### Task directions
Copy all lines in the data that contain the string "cell".
***** Material for this exercise
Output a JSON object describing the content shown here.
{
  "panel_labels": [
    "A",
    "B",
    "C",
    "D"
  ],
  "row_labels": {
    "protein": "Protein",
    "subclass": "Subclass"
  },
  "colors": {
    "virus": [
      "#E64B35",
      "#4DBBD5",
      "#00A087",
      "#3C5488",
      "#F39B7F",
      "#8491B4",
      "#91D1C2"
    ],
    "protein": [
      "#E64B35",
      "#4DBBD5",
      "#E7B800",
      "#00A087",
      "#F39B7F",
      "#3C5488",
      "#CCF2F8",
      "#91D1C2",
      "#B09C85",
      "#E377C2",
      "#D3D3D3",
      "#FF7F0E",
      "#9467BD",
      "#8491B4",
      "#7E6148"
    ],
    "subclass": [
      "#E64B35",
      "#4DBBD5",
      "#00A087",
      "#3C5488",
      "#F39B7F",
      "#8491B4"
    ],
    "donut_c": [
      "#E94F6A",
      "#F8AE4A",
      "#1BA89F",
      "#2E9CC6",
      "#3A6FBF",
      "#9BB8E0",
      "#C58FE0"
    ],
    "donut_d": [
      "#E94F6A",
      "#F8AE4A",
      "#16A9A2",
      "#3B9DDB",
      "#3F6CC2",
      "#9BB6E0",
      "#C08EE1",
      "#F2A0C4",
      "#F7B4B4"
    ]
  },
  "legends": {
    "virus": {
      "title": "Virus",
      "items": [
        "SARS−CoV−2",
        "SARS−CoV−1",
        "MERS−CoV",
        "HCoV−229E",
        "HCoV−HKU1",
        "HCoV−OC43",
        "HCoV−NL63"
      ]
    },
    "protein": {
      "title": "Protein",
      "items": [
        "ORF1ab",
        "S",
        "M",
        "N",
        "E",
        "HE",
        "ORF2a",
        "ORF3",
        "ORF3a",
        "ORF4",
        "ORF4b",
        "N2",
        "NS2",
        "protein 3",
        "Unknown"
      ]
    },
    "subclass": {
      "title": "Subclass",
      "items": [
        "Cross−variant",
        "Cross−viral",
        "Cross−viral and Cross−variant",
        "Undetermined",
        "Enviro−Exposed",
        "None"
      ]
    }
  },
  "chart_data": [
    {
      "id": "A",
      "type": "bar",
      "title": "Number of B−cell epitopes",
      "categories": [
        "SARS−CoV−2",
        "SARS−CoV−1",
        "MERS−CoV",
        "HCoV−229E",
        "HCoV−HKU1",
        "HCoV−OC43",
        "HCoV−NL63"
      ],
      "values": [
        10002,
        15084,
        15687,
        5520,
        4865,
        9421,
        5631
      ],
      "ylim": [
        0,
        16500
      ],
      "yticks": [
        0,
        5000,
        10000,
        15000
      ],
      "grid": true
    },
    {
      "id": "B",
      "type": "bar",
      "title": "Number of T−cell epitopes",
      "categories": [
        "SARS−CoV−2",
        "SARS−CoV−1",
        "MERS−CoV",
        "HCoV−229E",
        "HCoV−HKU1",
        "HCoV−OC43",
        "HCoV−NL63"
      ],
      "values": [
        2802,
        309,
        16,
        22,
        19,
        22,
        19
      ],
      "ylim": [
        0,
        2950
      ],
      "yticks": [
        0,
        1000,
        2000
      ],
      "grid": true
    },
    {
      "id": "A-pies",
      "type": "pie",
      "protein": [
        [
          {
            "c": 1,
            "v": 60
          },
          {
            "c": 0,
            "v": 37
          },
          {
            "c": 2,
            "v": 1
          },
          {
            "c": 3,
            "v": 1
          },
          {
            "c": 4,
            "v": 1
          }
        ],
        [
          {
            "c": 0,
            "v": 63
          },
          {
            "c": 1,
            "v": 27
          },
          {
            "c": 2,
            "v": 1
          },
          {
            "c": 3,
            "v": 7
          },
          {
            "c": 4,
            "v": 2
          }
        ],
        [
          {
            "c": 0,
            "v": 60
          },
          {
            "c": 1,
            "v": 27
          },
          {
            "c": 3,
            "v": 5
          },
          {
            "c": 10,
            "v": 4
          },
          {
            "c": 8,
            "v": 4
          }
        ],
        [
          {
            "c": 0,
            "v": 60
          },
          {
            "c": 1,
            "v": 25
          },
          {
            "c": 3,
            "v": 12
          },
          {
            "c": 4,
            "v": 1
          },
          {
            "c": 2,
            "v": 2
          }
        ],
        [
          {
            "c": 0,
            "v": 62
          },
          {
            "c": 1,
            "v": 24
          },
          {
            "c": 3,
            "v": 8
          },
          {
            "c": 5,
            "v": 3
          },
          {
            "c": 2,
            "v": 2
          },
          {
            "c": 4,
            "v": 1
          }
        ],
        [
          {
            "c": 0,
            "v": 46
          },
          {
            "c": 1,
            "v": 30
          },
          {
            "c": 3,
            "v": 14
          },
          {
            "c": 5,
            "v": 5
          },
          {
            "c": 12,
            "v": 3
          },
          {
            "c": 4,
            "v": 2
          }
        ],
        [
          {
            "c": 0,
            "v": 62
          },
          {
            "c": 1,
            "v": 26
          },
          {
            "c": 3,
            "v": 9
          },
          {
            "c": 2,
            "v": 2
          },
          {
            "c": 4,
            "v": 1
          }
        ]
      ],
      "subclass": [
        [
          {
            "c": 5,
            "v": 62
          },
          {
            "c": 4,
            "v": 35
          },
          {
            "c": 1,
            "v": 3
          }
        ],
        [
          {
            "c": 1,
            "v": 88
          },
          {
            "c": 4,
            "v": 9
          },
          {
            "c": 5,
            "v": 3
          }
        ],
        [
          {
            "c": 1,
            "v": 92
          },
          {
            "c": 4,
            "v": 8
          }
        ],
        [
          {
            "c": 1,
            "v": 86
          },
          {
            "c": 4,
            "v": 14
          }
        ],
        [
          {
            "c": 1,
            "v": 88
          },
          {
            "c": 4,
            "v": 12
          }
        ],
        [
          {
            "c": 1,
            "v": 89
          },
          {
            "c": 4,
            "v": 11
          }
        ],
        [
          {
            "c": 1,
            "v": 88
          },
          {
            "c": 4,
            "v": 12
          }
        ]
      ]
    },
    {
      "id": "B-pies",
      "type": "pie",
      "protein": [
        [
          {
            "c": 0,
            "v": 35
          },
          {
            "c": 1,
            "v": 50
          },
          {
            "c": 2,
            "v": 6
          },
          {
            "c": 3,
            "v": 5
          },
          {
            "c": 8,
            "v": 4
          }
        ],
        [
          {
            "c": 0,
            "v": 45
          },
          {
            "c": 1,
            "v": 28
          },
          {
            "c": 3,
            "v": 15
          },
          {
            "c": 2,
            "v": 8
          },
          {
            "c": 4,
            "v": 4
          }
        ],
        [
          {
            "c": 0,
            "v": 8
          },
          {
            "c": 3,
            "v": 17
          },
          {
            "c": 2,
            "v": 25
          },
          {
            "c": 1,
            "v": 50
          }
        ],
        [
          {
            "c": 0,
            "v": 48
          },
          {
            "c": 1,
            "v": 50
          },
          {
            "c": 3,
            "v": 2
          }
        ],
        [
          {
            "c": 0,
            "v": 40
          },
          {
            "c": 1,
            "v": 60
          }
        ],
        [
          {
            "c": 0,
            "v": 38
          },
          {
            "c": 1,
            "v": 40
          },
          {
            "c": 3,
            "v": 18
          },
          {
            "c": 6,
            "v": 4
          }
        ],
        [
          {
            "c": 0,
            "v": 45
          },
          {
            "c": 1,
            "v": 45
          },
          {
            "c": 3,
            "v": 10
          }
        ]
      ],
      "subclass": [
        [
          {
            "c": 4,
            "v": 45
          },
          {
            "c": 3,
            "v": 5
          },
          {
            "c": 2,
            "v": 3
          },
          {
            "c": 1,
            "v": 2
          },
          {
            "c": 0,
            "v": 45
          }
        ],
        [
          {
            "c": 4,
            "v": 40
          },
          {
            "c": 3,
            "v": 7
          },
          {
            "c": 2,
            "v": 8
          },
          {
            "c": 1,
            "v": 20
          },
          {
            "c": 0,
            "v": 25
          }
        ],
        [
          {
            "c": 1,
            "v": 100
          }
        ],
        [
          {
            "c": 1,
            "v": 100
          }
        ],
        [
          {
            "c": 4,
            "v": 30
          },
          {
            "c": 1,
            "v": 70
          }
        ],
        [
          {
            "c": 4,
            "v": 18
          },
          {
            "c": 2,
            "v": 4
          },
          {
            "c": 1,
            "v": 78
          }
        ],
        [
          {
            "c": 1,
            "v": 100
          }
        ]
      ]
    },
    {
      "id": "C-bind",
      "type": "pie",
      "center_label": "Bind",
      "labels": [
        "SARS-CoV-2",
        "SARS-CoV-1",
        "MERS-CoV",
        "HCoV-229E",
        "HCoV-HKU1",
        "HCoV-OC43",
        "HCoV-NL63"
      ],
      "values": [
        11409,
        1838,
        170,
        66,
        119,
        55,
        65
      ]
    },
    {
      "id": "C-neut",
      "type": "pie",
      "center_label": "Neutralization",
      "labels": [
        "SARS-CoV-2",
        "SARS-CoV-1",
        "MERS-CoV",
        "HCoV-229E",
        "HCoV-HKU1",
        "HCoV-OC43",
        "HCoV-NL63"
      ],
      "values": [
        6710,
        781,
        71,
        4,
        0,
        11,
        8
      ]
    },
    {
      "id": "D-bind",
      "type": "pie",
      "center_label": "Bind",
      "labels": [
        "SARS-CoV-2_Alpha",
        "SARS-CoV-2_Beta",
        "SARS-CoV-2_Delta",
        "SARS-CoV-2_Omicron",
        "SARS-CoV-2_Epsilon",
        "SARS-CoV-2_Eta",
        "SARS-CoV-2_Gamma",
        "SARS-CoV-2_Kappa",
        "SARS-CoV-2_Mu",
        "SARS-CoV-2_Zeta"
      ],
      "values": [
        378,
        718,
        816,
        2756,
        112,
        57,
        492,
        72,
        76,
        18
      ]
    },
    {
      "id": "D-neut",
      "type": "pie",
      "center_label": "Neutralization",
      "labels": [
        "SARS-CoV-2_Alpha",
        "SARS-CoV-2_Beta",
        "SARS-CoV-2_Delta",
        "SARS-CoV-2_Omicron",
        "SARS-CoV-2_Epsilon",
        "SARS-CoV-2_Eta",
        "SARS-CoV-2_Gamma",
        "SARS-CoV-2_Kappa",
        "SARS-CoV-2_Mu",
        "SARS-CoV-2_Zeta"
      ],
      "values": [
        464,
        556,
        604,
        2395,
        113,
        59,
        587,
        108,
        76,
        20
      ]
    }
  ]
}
**********
### Result for this exercise
      "title": "Number of B−cell epitopes",
      "title": "Number of T−cell epitopes",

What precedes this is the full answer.